Task requirements: Please set down all the lines beneath this one exactly, without the pictures.

Information given:
========
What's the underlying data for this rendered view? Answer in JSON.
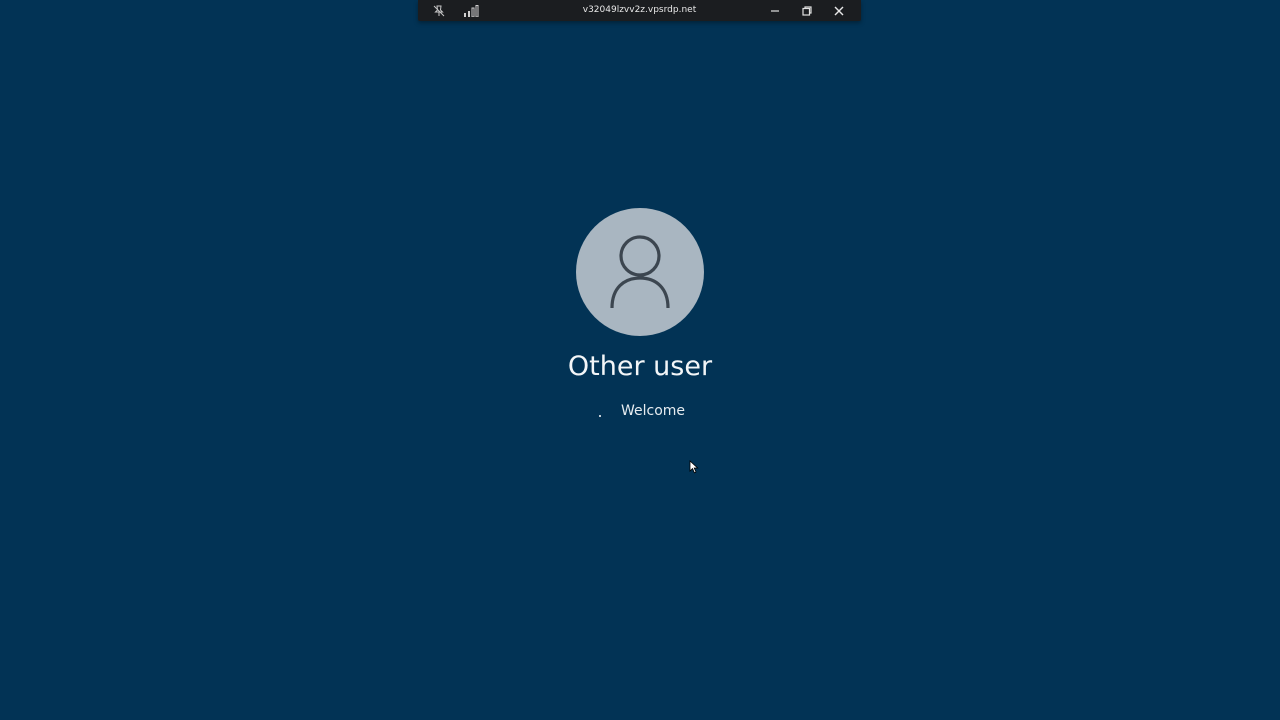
{
  "connection_bar": {
    "host": "v32049lzvv2z.vpsrdp.net",
    "icons": {
      "pin": "pin-off-icon",
      "signal": "signal-strength-icon",
      "minimize": "minimize-icon",
      "restore": "restore-icon",
      "close": "close-icon"
    }
  },
  "login": {
    "user_name": "Other user",
    "status": "Welcome",
    "avatar_icon": "user-avatar-icon"
  },
  "colors": {
    "background": "#023355",
    "avatar_bg": "#a9b6c1",
    "bar_bg": "#1b1d20"
  }
}
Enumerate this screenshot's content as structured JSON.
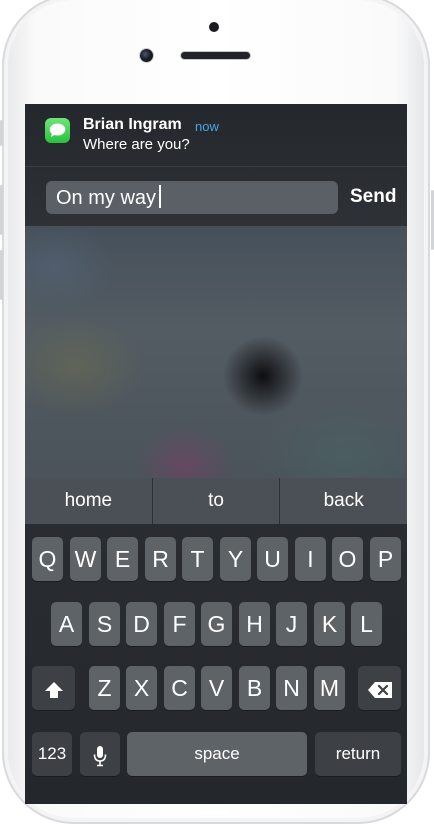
========
Output for this task:
What's the underlying data for this rendered view? Answer in JSON.
{
  "connection_bar": {
    "host": "v32049lzvv2z.vpsrdp.net",
    "icons": {
      "pin": "pin-off-icon",
      "signal": "signal-strength-icon",
      "minimize": "minimize-icon",
      "restore": "restore-icon",
      "close": "close-icon"
    }
  },
  "login": {
    "user_name": "Other user",
    "status": "Welcome",
    "avatar_icon": "user-avatar-icon"
  },
  "colors": {
    "background": "#023355",
    "avatar_bg": "#a9b6c1",
    "bar_bg": "#1b1d20"
  }
}
Enumerate this screenshot's content as structured JSON.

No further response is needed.